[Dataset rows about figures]
[Begin]

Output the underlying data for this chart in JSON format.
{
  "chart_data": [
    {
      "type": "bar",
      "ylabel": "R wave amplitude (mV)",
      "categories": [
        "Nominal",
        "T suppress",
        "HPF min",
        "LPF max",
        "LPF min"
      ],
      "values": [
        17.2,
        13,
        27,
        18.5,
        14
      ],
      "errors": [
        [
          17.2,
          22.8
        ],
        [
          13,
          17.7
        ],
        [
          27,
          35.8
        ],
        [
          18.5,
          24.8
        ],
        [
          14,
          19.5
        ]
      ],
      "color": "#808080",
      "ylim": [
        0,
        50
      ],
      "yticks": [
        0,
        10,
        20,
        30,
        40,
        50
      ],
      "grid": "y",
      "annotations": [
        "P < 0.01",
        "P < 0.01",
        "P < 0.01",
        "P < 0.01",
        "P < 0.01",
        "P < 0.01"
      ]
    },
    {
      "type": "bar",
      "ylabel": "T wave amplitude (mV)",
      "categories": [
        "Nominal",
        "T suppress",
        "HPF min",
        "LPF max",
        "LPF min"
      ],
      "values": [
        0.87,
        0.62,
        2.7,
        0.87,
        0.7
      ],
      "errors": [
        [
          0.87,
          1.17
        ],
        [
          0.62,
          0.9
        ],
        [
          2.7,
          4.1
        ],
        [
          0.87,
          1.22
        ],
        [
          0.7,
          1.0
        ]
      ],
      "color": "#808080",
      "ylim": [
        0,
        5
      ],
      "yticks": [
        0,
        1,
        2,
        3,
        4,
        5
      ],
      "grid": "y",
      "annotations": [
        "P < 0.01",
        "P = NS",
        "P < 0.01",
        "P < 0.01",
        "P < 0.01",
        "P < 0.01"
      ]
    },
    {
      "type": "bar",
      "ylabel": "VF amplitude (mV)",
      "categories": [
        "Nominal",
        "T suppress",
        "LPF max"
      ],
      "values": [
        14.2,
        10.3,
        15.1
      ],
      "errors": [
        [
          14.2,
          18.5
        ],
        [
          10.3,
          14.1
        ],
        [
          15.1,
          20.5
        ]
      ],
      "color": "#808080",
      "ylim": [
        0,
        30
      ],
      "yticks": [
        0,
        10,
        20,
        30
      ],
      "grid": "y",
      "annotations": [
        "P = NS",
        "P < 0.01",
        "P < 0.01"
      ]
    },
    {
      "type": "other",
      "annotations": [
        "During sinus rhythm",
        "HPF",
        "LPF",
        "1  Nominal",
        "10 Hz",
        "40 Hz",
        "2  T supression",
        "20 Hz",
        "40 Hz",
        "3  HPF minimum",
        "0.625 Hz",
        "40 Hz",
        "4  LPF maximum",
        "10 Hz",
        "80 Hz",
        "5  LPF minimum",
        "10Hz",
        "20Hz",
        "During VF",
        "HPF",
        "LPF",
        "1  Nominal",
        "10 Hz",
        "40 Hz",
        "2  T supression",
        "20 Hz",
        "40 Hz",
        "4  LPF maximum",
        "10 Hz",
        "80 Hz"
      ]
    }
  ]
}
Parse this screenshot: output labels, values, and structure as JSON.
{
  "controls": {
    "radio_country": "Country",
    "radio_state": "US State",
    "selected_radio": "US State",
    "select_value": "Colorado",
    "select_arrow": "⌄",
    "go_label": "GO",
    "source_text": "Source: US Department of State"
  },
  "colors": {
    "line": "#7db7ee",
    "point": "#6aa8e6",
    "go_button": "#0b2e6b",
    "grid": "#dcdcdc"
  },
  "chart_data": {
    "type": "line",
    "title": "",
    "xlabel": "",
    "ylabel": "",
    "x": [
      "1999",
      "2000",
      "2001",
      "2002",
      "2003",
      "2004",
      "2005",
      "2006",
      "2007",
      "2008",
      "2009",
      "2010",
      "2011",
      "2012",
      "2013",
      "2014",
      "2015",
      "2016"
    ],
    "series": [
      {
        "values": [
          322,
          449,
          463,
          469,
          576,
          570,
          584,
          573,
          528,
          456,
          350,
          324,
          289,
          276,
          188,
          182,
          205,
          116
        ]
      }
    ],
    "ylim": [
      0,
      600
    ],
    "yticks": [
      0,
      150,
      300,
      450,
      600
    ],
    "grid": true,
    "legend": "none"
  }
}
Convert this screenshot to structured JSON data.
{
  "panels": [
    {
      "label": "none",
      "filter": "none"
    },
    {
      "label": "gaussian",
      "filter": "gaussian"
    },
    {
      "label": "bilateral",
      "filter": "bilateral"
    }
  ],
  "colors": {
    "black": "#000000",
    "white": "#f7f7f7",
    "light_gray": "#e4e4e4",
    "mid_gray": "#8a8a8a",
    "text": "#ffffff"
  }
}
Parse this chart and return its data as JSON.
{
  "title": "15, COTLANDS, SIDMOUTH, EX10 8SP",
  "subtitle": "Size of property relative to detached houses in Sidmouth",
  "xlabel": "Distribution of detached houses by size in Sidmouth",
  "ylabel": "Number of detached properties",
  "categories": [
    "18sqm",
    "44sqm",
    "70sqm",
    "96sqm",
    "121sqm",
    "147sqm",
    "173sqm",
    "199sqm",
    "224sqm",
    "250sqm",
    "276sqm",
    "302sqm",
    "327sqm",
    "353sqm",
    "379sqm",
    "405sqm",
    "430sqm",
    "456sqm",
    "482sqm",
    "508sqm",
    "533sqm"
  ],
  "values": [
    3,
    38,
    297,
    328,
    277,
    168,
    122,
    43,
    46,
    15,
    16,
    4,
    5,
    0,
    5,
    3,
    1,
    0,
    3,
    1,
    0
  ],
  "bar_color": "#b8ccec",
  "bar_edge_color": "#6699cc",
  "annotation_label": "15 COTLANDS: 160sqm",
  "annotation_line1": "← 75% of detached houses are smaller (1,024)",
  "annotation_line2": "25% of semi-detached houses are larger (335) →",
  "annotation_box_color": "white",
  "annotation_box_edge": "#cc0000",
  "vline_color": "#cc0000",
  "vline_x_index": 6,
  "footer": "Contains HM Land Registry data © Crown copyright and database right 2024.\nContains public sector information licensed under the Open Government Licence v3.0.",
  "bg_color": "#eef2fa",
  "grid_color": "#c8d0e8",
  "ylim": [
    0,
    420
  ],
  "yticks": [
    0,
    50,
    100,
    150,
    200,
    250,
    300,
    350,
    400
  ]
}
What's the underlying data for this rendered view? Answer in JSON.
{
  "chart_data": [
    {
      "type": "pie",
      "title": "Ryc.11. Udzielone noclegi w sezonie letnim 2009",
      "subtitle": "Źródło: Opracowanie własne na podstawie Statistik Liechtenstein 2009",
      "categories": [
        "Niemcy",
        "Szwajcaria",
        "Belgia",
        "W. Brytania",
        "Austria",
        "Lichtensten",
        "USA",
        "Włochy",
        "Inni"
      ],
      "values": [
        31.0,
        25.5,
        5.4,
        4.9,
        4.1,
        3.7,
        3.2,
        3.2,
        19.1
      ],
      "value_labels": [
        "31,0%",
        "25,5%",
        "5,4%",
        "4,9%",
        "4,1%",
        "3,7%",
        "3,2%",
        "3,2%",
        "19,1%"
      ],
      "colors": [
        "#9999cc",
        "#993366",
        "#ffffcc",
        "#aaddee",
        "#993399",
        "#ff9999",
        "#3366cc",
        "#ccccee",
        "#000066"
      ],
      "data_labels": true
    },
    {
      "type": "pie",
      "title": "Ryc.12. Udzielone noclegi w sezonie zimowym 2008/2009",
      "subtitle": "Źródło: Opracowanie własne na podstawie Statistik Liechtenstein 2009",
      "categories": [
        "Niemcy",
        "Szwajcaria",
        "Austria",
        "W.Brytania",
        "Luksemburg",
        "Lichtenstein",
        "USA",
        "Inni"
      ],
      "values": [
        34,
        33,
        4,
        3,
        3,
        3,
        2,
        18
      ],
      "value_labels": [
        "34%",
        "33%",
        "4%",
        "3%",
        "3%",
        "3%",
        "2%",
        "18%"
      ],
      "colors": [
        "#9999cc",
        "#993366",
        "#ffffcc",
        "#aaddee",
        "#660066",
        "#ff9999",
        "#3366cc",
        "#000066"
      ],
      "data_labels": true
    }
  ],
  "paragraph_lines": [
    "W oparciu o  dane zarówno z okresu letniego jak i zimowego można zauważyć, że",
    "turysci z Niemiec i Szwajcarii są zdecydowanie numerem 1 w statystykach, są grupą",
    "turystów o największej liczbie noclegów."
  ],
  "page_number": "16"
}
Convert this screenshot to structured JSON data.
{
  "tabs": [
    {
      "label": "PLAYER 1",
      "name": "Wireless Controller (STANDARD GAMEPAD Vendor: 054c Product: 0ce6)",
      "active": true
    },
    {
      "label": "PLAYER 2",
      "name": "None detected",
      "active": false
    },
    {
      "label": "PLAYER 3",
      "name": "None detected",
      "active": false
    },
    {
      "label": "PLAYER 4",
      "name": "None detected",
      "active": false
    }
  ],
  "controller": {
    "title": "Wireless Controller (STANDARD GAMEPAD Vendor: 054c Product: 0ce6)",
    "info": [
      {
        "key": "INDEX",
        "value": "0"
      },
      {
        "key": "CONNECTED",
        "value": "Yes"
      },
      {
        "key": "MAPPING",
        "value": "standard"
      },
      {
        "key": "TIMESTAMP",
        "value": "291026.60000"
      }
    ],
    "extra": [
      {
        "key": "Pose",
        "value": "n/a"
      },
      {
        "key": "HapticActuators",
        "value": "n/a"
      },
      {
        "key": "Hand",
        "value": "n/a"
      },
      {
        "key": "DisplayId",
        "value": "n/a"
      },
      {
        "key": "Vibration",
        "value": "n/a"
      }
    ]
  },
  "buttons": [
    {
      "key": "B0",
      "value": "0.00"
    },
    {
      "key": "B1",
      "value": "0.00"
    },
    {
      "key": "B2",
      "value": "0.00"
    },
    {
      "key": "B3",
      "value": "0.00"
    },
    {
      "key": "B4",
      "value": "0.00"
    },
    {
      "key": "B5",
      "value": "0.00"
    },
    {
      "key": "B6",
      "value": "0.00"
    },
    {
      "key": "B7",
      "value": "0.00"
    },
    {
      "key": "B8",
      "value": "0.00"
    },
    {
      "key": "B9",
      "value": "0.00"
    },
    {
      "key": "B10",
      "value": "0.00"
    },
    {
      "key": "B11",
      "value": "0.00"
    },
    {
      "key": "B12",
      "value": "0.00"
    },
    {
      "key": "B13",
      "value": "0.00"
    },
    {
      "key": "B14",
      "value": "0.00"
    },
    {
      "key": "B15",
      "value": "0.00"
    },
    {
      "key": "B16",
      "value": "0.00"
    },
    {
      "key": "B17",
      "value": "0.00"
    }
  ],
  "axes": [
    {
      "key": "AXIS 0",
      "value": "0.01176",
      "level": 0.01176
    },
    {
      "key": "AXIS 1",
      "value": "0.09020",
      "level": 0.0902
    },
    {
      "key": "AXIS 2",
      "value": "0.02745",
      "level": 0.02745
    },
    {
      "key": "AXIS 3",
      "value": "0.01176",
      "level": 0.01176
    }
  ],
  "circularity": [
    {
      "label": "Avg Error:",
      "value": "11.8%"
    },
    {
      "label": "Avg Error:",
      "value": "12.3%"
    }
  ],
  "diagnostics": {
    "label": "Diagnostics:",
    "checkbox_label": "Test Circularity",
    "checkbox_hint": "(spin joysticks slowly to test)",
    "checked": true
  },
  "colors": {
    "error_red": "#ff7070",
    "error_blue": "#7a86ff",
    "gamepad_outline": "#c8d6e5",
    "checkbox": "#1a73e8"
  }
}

[End]

Written instruction:
Gather and copy every line of the data in which the string "Vendor" is found.

Complete response:
      "name": "Wireless Controller (STANDARD GAMEPAD Vendor: 054c Product: 0ce6)",
    "title": "Wireless Controller (STANDARD GAMEPAD Vendor: 054c Product: 0ce6)",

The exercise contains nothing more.